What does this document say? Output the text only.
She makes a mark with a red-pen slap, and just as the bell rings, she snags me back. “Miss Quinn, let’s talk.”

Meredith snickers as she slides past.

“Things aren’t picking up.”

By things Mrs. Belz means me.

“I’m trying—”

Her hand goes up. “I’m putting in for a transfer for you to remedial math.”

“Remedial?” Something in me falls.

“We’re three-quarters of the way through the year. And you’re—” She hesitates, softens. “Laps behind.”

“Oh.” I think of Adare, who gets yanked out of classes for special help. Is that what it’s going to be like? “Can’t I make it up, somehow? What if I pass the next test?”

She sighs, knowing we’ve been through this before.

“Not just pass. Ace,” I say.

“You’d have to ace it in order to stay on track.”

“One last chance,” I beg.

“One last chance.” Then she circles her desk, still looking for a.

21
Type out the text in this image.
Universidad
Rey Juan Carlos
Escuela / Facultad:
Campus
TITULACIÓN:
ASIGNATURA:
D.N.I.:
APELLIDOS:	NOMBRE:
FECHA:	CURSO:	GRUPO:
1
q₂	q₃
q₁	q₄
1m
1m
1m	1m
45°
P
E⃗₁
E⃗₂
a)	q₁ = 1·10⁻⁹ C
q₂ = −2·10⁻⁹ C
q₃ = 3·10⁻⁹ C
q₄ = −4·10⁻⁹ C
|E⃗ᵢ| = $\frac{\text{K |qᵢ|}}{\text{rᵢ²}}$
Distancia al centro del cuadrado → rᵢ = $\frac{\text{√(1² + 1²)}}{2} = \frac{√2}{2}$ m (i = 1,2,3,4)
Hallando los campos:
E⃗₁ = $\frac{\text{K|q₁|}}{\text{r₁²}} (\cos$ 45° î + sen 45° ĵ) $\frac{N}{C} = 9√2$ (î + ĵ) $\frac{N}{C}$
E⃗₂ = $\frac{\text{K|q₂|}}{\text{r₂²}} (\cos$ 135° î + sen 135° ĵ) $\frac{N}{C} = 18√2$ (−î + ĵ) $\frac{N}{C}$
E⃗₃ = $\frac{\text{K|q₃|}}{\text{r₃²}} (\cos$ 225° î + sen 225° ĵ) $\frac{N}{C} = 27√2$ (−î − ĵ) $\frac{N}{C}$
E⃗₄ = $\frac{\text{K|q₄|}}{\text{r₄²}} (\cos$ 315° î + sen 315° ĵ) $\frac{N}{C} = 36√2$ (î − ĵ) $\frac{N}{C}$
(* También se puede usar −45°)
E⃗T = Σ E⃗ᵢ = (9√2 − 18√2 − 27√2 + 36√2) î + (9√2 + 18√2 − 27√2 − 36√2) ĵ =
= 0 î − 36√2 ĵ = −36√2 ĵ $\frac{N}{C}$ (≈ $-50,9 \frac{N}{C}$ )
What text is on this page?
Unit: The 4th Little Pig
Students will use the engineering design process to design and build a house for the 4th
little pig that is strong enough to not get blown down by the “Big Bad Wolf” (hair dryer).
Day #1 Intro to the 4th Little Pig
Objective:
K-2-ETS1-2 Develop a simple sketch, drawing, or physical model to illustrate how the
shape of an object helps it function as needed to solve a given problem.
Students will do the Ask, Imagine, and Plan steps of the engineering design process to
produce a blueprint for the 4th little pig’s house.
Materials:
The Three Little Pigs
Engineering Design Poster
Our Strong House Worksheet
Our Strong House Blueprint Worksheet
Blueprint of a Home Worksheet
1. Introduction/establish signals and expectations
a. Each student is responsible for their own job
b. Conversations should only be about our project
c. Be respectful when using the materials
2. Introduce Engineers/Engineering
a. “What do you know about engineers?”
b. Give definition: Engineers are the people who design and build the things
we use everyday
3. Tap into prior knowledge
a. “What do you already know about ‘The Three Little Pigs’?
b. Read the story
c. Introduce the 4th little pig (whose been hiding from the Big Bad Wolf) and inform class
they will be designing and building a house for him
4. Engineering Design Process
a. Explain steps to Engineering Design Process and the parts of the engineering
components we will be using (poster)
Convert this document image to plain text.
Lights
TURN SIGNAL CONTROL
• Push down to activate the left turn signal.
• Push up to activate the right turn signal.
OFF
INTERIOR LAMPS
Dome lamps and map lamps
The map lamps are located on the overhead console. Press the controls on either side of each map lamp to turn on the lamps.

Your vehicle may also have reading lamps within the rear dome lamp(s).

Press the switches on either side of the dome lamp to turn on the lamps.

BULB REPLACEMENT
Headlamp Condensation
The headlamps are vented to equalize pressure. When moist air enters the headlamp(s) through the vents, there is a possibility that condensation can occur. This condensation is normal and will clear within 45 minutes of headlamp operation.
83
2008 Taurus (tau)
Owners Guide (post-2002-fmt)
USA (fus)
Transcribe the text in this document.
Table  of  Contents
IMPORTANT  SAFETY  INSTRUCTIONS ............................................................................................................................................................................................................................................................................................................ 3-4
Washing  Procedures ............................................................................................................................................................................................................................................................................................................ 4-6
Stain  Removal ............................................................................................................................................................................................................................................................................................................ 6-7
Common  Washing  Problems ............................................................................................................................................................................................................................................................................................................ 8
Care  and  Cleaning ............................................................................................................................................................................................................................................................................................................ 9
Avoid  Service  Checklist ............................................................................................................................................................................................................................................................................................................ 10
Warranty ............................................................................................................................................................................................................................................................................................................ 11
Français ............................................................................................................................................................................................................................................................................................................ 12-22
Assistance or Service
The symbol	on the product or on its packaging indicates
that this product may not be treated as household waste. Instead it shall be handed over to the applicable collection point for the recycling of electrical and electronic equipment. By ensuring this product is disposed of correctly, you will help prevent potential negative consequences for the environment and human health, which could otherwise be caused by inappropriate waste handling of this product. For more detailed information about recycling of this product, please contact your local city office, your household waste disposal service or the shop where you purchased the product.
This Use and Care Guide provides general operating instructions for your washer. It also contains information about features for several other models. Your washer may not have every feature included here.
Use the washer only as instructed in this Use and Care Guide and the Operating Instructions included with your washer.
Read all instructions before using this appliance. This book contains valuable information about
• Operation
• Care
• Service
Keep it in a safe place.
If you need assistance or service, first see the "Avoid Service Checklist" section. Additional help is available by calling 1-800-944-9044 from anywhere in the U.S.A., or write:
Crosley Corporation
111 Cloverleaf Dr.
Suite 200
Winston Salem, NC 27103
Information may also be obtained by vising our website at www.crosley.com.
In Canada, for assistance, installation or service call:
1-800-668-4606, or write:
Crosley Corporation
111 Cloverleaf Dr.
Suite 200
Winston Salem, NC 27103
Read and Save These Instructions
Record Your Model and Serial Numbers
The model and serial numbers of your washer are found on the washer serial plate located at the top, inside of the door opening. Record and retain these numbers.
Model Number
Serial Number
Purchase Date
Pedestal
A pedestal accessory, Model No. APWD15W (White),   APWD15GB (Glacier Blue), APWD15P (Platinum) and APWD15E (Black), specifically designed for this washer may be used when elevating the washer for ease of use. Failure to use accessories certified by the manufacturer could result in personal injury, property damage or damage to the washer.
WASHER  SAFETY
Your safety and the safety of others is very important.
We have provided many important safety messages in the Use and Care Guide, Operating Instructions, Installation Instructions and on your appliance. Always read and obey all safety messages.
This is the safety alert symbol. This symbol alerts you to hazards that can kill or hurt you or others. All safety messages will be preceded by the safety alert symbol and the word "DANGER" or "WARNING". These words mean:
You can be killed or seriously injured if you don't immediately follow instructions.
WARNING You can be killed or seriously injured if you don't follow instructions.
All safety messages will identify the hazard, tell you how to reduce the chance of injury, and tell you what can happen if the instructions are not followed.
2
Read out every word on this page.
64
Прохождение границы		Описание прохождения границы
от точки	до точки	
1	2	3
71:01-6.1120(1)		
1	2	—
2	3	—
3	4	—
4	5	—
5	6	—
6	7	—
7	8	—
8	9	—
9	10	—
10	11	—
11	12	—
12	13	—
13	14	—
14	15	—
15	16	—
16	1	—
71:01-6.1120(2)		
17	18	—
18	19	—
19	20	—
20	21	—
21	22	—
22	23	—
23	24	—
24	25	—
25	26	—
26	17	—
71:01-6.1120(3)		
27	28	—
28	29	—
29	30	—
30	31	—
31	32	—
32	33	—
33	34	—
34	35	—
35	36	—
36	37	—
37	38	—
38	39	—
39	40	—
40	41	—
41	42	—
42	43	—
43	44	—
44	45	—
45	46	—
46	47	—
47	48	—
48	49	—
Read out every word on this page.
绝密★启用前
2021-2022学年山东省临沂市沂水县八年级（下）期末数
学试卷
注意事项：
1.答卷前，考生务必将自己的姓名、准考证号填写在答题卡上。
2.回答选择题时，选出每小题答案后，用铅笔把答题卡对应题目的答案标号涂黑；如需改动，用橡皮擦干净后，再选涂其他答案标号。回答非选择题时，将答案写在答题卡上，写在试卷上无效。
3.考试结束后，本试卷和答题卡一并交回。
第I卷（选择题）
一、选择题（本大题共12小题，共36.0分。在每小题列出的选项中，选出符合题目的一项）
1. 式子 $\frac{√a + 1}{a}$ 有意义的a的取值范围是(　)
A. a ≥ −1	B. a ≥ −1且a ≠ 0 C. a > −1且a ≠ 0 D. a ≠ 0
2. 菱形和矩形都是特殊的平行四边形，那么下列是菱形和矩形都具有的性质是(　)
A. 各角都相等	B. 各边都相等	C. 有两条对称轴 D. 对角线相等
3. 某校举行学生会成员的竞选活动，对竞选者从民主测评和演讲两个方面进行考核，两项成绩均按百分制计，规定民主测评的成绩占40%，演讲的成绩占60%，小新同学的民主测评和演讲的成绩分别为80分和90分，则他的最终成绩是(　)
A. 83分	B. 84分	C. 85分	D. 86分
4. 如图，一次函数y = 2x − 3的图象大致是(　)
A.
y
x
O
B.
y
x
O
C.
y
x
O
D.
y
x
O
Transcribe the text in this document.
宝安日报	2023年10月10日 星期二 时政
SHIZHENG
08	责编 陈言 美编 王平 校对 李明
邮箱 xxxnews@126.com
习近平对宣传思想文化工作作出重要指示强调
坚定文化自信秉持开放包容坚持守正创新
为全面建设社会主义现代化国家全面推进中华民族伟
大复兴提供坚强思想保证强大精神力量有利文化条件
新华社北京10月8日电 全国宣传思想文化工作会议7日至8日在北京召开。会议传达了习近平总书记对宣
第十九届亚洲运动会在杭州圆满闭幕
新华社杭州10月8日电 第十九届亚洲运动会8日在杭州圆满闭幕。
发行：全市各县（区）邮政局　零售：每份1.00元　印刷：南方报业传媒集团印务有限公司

------------

*WHAT YOU ARE ASKED TO DO*:
Which lines include the word "contains"? List them all.

*TASK ANSWER*:
This Use and Care Guide provides general operating instructions for your washer. It also contains information about features for several other models. Your washer may not have every feature included here.
Read all instructions before using this appliance. This book contains valuable information about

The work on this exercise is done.